© AFP

Déjà chancelante, l’économie italienne vacille encore plus depuis la crise politique

Le Vif

Au grand dam de ses partenaires européens.

L’ivresse des sondages n’a pas profité à Matteo Salvini. Fort de ses 34,2 % aux élections européennes du printemps et des 36 à 38 % d’intentions de vote dans les enquêtes d’opinion, le ministre de l’Intérieur et vice-président du Conseil se voyait déjà à la tête du pays. Le chef de la Ligue (extrême droite) n’imaginait pas, en déposant une motion de censure contre son propre gouvernement, que son geste amènerait la majeure partie de la classe politique à former une sorte de  » front républicain  » pour lui barrer la route, au moins provisoirement. En raison du danger que représentent les accents mussoliniens de son appel aux  » pleins pouvoirs « , mais aussi au regard du péril, pour la troisième économie de la zone euro, d’un Salvini aux commandes s’il emportait des élections anticipées. Le danger était d’autant plus pressant que l’Italie doit présenter, d’ici à la fin de septembre, son budget pour 2020 à la Commission européenne.

* [TRAVAIL ATTENDU]
Poursuivez l'article sur la crise politique italienne à partir de sa dernière phrase. Les lignes n'ont aucun lien avec l'article sur la crise politique italienne.

* [LIGNES EXTRAITES]
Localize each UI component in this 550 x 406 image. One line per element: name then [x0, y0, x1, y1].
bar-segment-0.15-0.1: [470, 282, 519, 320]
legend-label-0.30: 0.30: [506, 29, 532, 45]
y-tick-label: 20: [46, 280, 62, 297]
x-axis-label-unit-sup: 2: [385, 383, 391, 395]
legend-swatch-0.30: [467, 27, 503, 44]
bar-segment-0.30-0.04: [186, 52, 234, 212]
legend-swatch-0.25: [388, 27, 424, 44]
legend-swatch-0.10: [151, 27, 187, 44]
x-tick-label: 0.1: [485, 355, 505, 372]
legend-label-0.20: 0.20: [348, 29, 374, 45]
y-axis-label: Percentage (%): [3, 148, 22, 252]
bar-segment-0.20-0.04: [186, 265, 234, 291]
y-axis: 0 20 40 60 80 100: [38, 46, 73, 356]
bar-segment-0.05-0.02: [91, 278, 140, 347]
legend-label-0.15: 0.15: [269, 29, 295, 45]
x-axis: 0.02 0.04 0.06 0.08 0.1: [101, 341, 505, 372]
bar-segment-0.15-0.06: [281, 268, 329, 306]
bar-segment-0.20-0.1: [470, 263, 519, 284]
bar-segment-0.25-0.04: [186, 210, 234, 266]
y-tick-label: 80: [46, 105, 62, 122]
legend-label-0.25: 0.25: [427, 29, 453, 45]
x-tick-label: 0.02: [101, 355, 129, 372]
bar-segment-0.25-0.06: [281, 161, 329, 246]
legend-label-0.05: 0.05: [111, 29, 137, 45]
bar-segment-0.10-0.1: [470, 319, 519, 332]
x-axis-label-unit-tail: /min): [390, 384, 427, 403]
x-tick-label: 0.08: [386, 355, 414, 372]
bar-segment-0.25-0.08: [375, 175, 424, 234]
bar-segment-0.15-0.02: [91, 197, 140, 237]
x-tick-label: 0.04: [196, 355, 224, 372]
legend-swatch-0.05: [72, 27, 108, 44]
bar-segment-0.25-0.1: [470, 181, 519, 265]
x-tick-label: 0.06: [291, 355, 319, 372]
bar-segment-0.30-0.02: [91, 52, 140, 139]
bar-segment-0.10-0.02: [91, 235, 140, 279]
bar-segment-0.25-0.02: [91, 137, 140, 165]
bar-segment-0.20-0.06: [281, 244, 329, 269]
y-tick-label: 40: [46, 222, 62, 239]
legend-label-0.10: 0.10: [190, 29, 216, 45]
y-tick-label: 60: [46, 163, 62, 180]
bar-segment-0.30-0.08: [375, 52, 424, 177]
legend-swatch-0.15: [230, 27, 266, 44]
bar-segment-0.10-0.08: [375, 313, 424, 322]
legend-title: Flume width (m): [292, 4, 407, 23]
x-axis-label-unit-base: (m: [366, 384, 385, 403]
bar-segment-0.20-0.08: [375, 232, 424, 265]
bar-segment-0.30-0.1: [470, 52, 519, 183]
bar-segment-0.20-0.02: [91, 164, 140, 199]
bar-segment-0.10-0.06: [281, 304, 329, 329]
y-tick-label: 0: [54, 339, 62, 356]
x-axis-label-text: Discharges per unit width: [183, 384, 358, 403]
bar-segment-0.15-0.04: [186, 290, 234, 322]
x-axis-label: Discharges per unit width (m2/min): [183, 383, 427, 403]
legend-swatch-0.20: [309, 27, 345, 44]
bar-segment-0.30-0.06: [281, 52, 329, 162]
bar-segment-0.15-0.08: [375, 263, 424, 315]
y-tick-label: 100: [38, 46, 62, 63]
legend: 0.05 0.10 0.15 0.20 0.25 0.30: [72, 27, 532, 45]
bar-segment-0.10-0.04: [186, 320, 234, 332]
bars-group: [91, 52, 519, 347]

* [RÉPONSE PROPOSÉE]
L’attelage politique mal appareillé que vient de briser Salvini a fragilisé plus encore l’économie de la péninsule.

Sans surprise, l’un des principaux indicateurs de la nervosité des marchés, le spread sur la dette souveraine – la différence entre les taux d’intérêt payés par l’Italie et l’Allemagne lorsqu’ils empruntent -, a bondi de plus de 30 points au moment du coup de force de Salvini pour s’établir à 241 points, une valeur cinq fois supérieure au spread entre la France et l’Allemagne.

Cette énième crise politique italienne survient en effet dans un contexte de marasme économique prolongé. Après une récession  » technique  » au second semestre 2018 (deux trimestres consécutifs de recul du PIB), le pays a enchaîné avec une croissance nulle lors du premier semestre 2019.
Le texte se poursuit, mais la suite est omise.